### WHAT IS NEEDED
Report every line in the listing that contains the string "icon".
• • • • •
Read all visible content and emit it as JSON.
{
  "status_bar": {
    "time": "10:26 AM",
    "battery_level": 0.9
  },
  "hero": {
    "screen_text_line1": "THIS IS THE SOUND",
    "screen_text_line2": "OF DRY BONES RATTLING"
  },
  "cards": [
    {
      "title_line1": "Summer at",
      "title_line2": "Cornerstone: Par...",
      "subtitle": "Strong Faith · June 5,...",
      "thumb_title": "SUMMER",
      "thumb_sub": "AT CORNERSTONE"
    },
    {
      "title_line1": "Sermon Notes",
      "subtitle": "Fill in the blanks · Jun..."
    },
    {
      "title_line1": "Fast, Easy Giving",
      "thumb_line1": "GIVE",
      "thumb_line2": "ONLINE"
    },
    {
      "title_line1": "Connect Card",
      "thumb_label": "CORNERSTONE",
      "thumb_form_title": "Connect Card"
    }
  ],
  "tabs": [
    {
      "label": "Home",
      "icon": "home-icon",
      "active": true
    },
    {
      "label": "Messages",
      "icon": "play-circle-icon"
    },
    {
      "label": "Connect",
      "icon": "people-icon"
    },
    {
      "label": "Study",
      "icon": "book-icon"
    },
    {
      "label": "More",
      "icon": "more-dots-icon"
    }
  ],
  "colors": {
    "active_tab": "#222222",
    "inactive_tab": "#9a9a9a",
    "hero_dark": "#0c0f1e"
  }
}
• • • • •
### RESULT FOR THIS EXERCISE
      "icon": "home-icon",
      "icon": "play-circle-icon"
      "icon": "people-icon"
      "icon": "book-icon"
      "icon": "more-dots-icon"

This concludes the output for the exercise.